Conseil d'État, 3ème - 8ème chambres réunies, 19/12/2018, 401813

Texte intégral

RÉPUBLIQUE FRANCAISE
AU NOM DU PEUPLE FRANCAIS


Vu la procédure suivante :

Procédures contentieuses antérieures :

1° M. B...A...a demandé au tribunal administratif de Toulon, d'une part, d'annuler les décisions du président de la communauté d'agglomération Toulon Provence Méditerranée des 3 août et 4 octobre 2010 lui refusant un poste à temps complet et, d'autre part, d'enjoindre sous astreinte à la communauté d'agglomération de prendre un arrêté lui accordant un temps complet, soit seize heures de cours dans la discipline d'écriture musicale qu'il exercerait sur le site de Toulon, dans le délai d'un mois à compter de la notification du jugement, sous astreinte de 100 euros par jour de retard.

Par un jugement n° 1003041 du 6 janvier 2012, le tribunal administratif de Toulon a annulé ces décisions.

Par une décision n° 357484 du 26 mars 2014, rendue sur le pourvoi de M. A..., le Conseil d'Etat, statuant au contentieux, a annulé ce jugement et renvoyé l'affaire devant le tribunal administratif de Toulon.

Par un jugement n° 1003041 du 17 juillet 2014, le tribunal administratif de Toulon a rejeté la demande de M.A....

2° M. A...a demandé au tribunal administratif de Toulon, d'une part, d'annuler la décision de la communauté d'agglomération Toulon Provence Méditerranée du 26 mars 2012 rejetant sa demande d'attribution d'un temps plein ainsi que la décision de la communauté d'agglomération du 25 juillet 2012 rejetant son recours gracieux dirigé contre cette décision et, d'autre part, de condamner la communauté d'agglomération Toulon Provence Méditerranée à lui verser les sommes de 7 200 euros, à parfaire, au titre d'une perte de revenus et de 5 000 euros au titre du préjudice moral, augmentées des intérêts légaux et de la capitalisation de ces intérêts.
----
Défis →
[1] Recopiez, s'il vous plaît, le passage de la décision du Conseil d'État en commençant par « Texte intégral » et en terminant par « jour de retard. ».
[2] Répondez aux questions suivantes à partir de la décision du Conseil d'État.
(a) Quel numéro porte la décision du Conseil d'État du 26 mars 2014 ?
(b) À quelle date le tribunal administratif de Toulon a-t-il rejeté la demande de M. A... ?
(c) Quelle somme M. A... réclamait-il au titre du préjudice moral ?
----
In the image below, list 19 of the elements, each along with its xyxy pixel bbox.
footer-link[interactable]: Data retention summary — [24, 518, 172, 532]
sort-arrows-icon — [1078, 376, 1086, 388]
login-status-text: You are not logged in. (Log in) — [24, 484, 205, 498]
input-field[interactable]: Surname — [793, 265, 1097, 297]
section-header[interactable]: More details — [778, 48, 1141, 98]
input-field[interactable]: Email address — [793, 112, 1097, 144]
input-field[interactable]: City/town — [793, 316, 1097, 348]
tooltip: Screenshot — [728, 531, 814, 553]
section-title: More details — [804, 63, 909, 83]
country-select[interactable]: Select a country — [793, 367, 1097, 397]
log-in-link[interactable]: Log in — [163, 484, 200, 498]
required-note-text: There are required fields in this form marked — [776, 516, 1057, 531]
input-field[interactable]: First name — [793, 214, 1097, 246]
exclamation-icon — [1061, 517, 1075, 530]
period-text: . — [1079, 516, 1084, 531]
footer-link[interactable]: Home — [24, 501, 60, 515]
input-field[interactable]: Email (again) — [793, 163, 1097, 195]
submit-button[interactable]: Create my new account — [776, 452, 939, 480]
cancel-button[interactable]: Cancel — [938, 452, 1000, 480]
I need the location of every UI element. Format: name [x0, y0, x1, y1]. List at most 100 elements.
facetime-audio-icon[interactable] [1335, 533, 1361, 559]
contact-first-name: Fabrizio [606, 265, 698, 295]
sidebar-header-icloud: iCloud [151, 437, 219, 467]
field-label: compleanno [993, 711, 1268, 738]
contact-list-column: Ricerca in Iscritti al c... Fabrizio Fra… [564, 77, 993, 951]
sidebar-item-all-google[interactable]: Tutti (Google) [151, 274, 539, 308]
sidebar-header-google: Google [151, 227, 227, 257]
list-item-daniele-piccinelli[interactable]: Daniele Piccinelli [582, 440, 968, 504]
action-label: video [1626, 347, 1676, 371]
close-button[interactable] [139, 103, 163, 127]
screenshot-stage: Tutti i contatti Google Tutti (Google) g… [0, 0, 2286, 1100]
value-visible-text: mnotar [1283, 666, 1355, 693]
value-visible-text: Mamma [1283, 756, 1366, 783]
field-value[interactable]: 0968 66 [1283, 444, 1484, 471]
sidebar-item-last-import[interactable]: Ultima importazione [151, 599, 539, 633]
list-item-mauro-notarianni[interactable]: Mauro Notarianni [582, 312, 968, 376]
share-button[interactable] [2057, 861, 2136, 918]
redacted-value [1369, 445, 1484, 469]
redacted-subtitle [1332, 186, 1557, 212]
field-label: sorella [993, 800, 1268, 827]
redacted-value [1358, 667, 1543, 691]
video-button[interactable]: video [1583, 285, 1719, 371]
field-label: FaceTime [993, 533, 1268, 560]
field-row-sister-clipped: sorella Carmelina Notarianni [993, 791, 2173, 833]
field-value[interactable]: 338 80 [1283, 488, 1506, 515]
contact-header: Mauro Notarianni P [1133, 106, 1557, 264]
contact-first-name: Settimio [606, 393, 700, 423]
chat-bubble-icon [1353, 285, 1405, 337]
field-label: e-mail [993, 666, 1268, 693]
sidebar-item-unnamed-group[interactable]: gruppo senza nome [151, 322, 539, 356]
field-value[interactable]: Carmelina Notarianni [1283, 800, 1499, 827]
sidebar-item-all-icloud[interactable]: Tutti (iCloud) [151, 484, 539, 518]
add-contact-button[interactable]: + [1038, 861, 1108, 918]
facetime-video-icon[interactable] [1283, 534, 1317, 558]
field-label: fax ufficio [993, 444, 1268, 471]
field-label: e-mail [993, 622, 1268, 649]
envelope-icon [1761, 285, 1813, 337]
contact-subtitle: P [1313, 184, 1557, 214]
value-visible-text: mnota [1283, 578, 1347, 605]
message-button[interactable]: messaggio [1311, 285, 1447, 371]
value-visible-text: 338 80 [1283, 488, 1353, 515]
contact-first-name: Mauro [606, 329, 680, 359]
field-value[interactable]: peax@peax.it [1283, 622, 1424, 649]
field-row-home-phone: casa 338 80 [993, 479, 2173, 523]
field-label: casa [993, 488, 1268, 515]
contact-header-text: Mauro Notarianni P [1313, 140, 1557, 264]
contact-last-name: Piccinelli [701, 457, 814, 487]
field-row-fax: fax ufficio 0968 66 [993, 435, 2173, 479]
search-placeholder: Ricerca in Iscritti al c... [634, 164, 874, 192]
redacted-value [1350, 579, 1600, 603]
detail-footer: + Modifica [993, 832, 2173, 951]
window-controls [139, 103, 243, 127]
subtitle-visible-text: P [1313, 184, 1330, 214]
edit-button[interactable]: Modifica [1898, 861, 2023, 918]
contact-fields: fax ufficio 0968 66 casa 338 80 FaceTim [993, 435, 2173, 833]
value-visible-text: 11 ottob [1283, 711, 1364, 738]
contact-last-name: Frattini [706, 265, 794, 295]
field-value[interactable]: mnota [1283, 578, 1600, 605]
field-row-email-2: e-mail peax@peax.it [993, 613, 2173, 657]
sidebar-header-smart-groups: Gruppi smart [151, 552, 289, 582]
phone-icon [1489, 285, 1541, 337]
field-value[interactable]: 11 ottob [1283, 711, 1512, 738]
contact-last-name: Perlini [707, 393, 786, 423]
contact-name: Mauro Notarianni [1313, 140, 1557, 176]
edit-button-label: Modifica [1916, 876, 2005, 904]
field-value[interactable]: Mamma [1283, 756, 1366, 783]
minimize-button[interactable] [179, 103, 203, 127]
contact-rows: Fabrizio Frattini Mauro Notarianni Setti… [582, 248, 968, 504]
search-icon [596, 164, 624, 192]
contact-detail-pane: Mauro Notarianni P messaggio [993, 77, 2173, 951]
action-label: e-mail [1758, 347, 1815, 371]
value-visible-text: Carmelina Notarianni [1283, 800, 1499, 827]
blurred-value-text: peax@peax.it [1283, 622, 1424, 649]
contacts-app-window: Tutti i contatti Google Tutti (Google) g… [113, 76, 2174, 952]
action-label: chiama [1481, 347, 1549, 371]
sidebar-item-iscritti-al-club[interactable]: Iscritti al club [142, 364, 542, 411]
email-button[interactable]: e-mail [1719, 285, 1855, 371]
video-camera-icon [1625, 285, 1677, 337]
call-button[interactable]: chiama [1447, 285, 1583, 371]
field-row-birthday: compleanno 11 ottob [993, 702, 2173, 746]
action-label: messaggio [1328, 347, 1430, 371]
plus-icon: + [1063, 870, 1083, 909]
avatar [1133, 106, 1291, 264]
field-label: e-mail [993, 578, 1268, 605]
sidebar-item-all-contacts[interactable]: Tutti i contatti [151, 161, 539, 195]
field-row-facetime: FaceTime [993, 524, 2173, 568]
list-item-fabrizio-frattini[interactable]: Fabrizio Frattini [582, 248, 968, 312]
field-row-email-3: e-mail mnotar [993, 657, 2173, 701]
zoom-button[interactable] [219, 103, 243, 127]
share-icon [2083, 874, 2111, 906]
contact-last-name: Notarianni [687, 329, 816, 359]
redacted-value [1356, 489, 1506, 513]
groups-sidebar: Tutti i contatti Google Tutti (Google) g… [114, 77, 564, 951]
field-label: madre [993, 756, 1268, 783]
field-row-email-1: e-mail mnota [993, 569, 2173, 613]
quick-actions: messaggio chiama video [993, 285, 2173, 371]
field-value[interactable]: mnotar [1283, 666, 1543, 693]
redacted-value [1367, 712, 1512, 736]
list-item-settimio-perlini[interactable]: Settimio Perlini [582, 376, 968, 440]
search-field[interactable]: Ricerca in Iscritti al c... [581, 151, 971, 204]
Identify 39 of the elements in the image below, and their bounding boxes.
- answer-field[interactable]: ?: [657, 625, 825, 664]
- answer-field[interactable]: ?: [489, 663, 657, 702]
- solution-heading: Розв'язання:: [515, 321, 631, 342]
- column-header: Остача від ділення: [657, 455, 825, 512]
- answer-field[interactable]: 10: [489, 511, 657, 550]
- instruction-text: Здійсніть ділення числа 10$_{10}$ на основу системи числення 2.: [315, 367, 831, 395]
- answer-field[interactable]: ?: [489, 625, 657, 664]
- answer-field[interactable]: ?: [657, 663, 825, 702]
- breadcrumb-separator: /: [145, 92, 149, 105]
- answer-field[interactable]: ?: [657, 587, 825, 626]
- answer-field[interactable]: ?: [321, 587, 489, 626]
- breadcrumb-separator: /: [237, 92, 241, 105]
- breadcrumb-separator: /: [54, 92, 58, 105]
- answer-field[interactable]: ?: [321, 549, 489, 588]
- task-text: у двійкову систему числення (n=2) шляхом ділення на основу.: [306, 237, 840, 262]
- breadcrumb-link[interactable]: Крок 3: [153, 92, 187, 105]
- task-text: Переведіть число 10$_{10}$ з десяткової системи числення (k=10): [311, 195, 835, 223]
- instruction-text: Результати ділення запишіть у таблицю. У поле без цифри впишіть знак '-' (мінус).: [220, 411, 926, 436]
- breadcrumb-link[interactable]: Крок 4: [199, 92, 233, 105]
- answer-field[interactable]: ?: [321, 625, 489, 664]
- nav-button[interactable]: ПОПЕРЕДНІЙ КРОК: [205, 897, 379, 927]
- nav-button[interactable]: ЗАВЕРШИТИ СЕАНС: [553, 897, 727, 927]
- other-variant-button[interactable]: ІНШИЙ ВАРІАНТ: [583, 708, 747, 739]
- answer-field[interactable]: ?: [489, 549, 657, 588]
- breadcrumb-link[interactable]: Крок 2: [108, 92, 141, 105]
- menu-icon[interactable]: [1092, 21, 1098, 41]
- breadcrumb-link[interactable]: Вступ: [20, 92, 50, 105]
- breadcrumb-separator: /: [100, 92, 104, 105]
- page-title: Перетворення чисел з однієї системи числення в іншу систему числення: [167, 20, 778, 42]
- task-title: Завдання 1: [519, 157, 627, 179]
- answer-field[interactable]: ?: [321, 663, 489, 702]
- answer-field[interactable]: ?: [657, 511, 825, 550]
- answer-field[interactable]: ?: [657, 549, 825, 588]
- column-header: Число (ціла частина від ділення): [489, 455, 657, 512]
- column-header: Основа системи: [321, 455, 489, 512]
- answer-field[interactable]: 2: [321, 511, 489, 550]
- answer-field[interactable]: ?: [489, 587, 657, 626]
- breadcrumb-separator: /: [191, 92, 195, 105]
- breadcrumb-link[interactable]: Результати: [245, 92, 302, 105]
----
Résultats par tâche →
[1]
Texte intégral

RÉPUBLIQUE FRANCAISE
AU NOM DU PEUPLE FRANCAIS


Vu la procédure suivante :

Procédures contentieuses antérieures :

1° M. B...A...a demandé au tribunal administratif de Toulon, d'une part, d'annuler les décisions du président de la communauté d'agglomération Toulon Provence Méditerranée des 3 août et 4 octobre 2010 lui refusant un poste à temps complet et, d'autre part, d'enjoindre sous astreinte à la communauté d'agglomération de prendre un arrêté lui accordant un temps complet, soit seize heures de cours dans la discipline d'écriture musicale qu'il exercerait sur le site de Toulon, dans le délai d'un mois à compter de la notification du jugement, sous astreinte de 100 euros par jour de retard.

[2]
(a) N° 357484.
(b) Le 17 juillet 2014.
(c) 5 000 euros.